● **Exercise goal**
Your task is to give the data again, exactly, with every line intact.

____ Provided data

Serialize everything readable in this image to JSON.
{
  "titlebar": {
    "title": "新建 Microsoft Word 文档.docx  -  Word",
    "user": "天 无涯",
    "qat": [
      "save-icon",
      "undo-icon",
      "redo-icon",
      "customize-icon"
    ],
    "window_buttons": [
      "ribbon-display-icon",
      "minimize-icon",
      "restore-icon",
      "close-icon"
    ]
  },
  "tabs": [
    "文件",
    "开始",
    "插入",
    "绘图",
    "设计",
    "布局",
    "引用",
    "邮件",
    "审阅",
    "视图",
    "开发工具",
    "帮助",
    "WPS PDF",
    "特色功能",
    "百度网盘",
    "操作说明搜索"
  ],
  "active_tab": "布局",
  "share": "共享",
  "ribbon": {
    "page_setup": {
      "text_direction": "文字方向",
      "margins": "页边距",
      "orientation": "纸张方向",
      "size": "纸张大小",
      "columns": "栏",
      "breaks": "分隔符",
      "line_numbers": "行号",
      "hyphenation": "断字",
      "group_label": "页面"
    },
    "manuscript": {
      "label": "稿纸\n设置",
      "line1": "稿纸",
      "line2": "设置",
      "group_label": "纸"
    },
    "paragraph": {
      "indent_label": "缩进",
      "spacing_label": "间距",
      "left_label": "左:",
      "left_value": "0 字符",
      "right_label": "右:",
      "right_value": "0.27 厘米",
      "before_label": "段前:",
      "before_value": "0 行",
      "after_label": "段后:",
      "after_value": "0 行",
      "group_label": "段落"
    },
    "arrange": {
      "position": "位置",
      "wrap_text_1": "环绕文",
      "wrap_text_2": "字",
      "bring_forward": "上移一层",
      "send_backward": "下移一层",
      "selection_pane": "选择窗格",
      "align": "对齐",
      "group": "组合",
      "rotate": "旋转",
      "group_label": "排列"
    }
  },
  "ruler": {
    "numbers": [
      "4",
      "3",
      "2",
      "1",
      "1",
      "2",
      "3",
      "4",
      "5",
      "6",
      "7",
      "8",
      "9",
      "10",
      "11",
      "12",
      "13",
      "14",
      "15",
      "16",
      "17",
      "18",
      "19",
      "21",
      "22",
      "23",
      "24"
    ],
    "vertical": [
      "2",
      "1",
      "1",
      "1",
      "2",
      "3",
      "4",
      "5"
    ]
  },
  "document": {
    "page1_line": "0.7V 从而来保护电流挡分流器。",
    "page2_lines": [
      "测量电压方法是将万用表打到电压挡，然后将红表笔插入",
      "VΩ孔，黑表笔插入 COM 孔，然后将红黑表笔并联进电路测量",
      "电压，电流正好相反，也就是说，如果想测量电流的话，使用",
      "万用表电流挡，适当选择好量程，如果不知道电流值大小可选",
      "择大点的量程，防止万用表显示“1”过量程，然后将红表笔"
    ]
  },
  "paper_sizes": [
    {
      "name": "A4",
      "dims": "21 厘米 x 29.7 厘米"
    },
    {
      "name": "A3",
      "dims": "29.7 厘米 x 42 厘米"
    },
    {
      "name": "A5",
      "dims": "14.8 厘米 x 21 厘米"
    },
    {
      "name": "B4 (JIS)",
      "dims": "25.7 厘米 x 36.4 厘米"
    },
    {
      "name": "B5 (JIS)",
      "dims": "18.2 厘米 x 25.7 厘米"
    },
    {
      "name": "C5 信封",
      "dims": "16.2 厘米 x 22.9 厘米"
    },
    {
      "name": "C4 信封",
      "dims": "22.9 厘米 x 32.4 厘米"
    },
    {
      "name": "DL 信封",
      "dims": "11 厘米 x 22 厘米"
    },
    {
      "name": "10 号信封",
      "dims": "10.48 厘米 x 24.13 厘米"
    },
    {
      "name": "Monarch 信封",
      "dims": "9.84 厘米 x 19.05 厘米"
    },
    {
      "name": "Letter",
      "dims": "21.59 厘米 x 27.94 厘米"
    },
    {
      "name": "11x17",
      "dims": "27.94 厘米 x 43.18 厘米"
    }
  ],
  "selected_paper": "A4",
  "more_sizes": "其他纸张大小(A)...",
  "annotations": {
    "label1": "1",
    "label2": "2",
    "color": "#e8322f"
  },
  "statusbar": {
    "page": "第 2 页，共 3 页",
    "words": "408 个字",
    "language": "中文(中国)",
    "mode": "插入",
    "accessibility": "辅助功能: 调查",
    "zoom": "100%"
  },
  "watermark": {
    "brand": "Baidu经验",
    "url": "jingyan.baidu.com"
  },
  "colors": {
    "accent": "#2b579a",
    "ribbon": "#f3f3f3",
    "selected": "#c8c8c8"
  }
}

________

● **Full answer**
Serialize everything readable in this image to JSON.
{
  "titlebar": {
    "title": "新建 Microsoft Word 文档.docx  -  Word",
    "user": "天 无涯",
    "qat": [
      "save-icon",
      "undo-icon",
      "redo-icon",
      "customize-icon"
    ],
    "window_buttons": [
      "ribbon-display-icon",
      "minimize-icon",
      "restore-icon",
      "close-icon"
    ]
  },
  "tabs": [
    "文件",
    "开始",
    "插入",
    "绘图",
    "设计",
    "布局",
    "引用",
    "邮件",
    "审阅",
    "视图",
    "开发工具",
    "帮助",
    "WPS PDF",
    "特色功能",
    "百度网盘",
    "操作说明搜索"
  ],
  "active_tab": "布局",
  "share": "共享",
  "ribbon": {
    "page_setup": {
      "text_direction": "文字方向",
      "margins": "页边距",
      "orientation": "纸张方向",
      "size": "纸张大小",
      "columns": "栏",
      "breaks": "分隔符",
      "line_numbers": "行号",
      "hyphenation": "断字",
      "group_label": "页面"
    },
    "manuscript": {
      "label": "稿纸\n设置",
      "line1": "稿纸",
      "line2": "设置",
      "group_label": "纸"
    },
    "paragraph": {
      "indent_label": "缩进",
      "spacing_label": "间距",
      "left_label": "左:",
      "left_value": "0 字符",
      "right_label": "右:",
      "right_value": "0.27 厘米",
      "before_label": "段前:",
      "before_value": "0 行",
      "after_label": "段后:",
      "after_value": "0 行",
      "group_label": "段落"
    },
    "arrange": {
      "position": "位置",
      "wrap_text_1": "环绕文",
      "wrap_text_2": "字",
      "bring_forward": "上移一层",
      "send_backward": "下移一层",
      "selection_pane": "选择窗格",
      "align": "对齐",
      "group": "组合",
      "rotate": "旋转",
      "group_label": "排列"
    }
  },
  "ruler": {
    "numbers": [
      "4",
      "3",
      "2",
      "1",
      "1",
      "2",
      "3",
      "4",
      "5",
      "6",
      "7",
      "8",
      "9",
      "10",
      "11",
      "12",
      "13",
      "14",
      "15",
      "16",
      "17",
      "18",
      "19",
      "21",
      "22",
      "23",
      "24"
    ],
    "vertical": [
      "2",
      "1",
      "1",
      "1",
      "2",
      "3",
      "4",
      "5"
    ]
  },
  "document": {
    "page1_line": "0.7V 从而来保护电流挡分流器。",
    "page2_lines": [
      "测量电压方法是将万用表打到电压挡，然后将红表笔插入",
      "VΩ孔，黑表笔插入 COM 孔，然后将红黑表笔并联进电路测量",
      "电压，电流正好相反，也就是说，如果想测量电流的话，使用",
      "万用表电流挡，适当选择好量程，如果不知道电流值大小可选",
      "择大点的量程，防止万用表显示“1”过量程，然后将红表笔"
    ]
  },
  "paper_sizes": [
    {
      "name": "A4",
      "dims": "21 厘米 x 29.7 厘米"
    },
    {
      "name": "A3",
      "dims": "29.7 厘米 x 42 厘米"
    },
    {
      "name": "A5",
      "dims": "14.8 厘米 x 21 厘米"
    },
    {
      "name": "B4 (JIS)",
      "dims": "25.7 厘米 x 36.4 厘米"
    },
    {
      "name": "B5 (JIS)",
      "dims": "18.2 厘米 x 25.7 厘米"
    },
    {
      "name": "C5 信封",
      "dims": "16.2 厘米 x 22.9 厘米"
    },
    {
      "name": "C4 信封",
      "dims": "22.9 厘米 x 32.4 厘米"
    },
    {
      "name": "DL 信封",
      "dims": "11 厘米 x 22 厘米"
    },
    {
      "name": "10 号信封",
      "dims": "10.48 厘米 x 24.13 厘米"
    },
    {
      "name": "Monarch 信封",
      "dims": "9.84 厘米 x 19.05 厘米"
    },
    {
      "name": "Letter",
      "dims": "21.59 厘米 x 27.94 厘米"
    },
    {
      "name": "11x17",
      "dims": "27.94 厘米 x 43.18 厘米"
    }
  ],
  "selected_paper": "A4",
  "more_sizes": "其他纸张大小(A)...",
  "annotations": {
    "label1": "1",
    "label2": "2",
    "color": "#e8322f"
  },
  "statusbar": {
    "page": "第 2 页，共 3 页",
    "words": "408 个字",
    "language": "中文(中国)",
    "mode": "插入",
    "accessibility": "辅助功能: 调查",
    "zoom": "100%"
  },
  "watermark": {
    "brand": "Baidu经验",
    "url": "jingyan.baidu.com"
  },
  "colors": {
    "accent": "#2b579a",
    "ribbon": "#f3f3f3",
    "selected": "#c8c8c8"
  }
}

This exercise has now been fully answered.